RECORDS SUPPLIED ::
----------------------------------------

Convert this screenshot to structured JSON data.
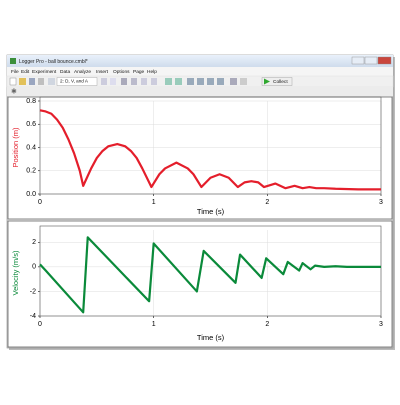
{
  "window": {
    "title": "Logger Pro - ball bounce.cmbl*",
    "menu": [
      "File",
      "Edit",
      "Experiment",
      "Data",
      "Analyze",
      "Insert",
      "Options",
      "Page",
      "Help"
    ],
    "page_selector": "2: D, V, and A",
    "collect_button": "Collect"
  },
  "chart_data": [
    {
      "type": "line",
      "xlabel": "Time (s)",
      "ylabel": "Position (m)",
      "color": "#e41e2b",
      "x": [
        0,
        0.05,
        0.1,
        0.15,
        0.2,
        0.25,
        0.3,
        0.35,
        0.38,
        0.45,
        0.5,
        0.55,
        0.6,
        0.68,
        0.75,
        0.8,
        0.85,
        0.9,
        0.98,
        1.05,
        1.1,
        1.2,
        1.3,
        1.35,
        1.42,
        1.5,
        1.58,
        1.66,
        1.74,
        1.8,
        1.86,
        1.92,
        1.97,
        2.07,
        2.16,
        2.24,
        2.31,
        2.37,
        2.43,
        2.5,
        2.6,
        2.8,
        3
      ],
      "values": [
        0.72,
        0.71,
        0.69,
        0.64,
        0.57,
        0.47,
        0.35,
        0.2,
        0.07,
        0.22,
        0.31,
        0.37,
        0.41,
        0.43,
        0.41,
        0.37,
        0.31,
        0.22,
        0.06,
        0.17,
        0.22,
        0.27,
        0.22,
        0.17,
        0.06,
        0.14,
        0.17,
        0.14,
        0.06,
        0.1,
        0.11,
        0.1,
        0.06,
        0.09,
        0.05,
        0.07,
        0.05,
        0.06,
        0.05,
        0.05,
        0.045,
        0.04,
        0.04
      ],
      "xlim": [
        0,
        3
      ],
      "xticks": [
        0,
        1,
        2,
        3
      ],
      "ylim": [
        0,
        0.8
      ],
      "yticks": [
        {
          "value": 0,
          "label": "0.0"
        },
        0.2,
        0.4,
        0.6,
        0.8
      ],
      "grid": true
    },
    {
      "type": "line",
      "xlabel": "Time (s)",
      "ylabel": "Velocity (m/s)",
      "color": "#0a8a3a",
      "x": [
        0,
        0.05,
        0.38,
        0.42,
        0.96,
        1.0,
        1.38,
        1.44,
        1.72,
        1.76,
        1.95,
        1.99,
        2.14,
        2.18,
        2.28,
        2.31,
        2.38,
        2.42,
        2.5,
        2.6,
        2.7,
        3
      ],
      "values": [
        0.2,
        -0.3,
        -3.7,
        2.4,
        -2.8,
        1.9,
        -2.0,
        1.3,
        -1.3,
        1.0,
        -0.9,
        0.7,
        -0.6,
        0.4,
        -0.3,
        0.3,
        -0.2,
        0.1,
        0,
        0.05,
        0,
        0
      ],
      "xlim": [
        0,
        3
      ],
      "xticks": [
        0,
        1,
        2,
        3
      ],
      "ylim": [
        -4,
        3
      ],
      "yticks": [
        2,
        0,
        -2,
        -4
      ],
      "grid": true
    }
  ]
}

----------------------------------------

GIVEN REQUEST :: Give all the lines above again, character for character, without pictures.

TASK RESPONSE ::
Convert this screenshot to structured JSON data.
{
  "window": {
    "title": "Logger Pro - ball bounce.cmbl*",
    "menu": [
      "File",
      "Edit",
      "Experiment",
      "Data",
      "Analyze",
      "Insert",
      "Options",
      "Page",
      "Help"
    ],
    "page_selector": "2: D, V, and A",
    "collect_button": "Collect"
  },
  "chart_data": [
    {
      "type": "line",
      "xlabel": "Time (s)",
      "ylabel": "Position (m)",
      "color": "#e41e2b",
      "x": [
        0,
        0.05,
        0.1,
        0.15,
        0.2,
        0.25,
        0.3,
        0.35,
        0.38,
        0.45,
        0.5,
        0.55,
        0.6,
        0.68,
        0.75,
        0.8,
        0.85,
        0.9,
        0.98,
        1.05,
        1.1,
        1.2,
        1.3,
        1.35,
        1.42,
        1.5,
        1.58,
        1.66,
        1.74,
        1.8,
        1.86,
        1.92,
        1.97,
        2.07,
        2.16,
        2.24,
        2.31,
        2.37,
        2.43,
        2.5,
        2.6,
        2.8,
        3
      ],
      "values": [
        0.72,
        0.71,
        0.69,
        0.64,
        0.57,
        0.47,
        0.35,
        0.2,
        0.07,
        0.22,
        0.31,
        0.37,
        0.41,
        0.43,
        0.41,
        0.37,
        0.31,
        0.22,
        0.06,
        0.17,
        0.22,
        0.27,
        0.22,
        0.17,
        0.06,
        0.14,
        0.17,
        0.14,
        0.06,
        0.1,
        0.11,
        0.1,
        0.06,
        0.09,
        0.05,
        0.07,
        0.05,
        0.06,
        0.05,
        0.05,
        0.045,
        0.04,
        0.04
      ],
      "xlim": [
        0,
        3
      ],
      "xticks": [
        0,
        1,
        2,
        3
      ],
      "ylim": [
        0,
        0.8
      ],
      "yticks": [
        {
          "value": 0,
          "label": "0.0"
        },
        0.2,
        0.4,
        0.6,
        0.8
      ],
      "grid": true
    },
    {
      "type": "line",
      "xlabel": "Time (s)",
      "ylabel": "Velocity (m/s)",
      "color": "#0a8a3a",
      "x": [
        0,
        0.05,
        0.38,
        0.42,
        0.96,
        1.0,
        1.38,
        1.44,
        1.72,
        1.76,
        1.95,
        1.99,
        2.14,
        2.18,
        2.28,
        2.31,
        2.38,
        2.42,
        2.5,
        2.6,
        2.7,
        3
      ],
      "values": [
        0.2,
        -0.3,
        -3.7,
        2.4,
        -2.8,
        1.9,
        -2.0,
        1.3,
        -1.3,
        1.0,
        -0.9,
        0.7,
        -0.6,
        0.4,
        -0.3,
        0.3,
        -0.2,
        0.1,
        0,
        0.05,
        0,
        0
      ],
      "xlim": [
        0,
        3
      ],
      "xticks": [
        0,
        1,
        2,
        3
      ],
      "ylim": [
        -4,
        3
      ],
      "yticks": [
        2,
        0,
        -2,
        -4
      ],
      "grid": true
    }
  ]
}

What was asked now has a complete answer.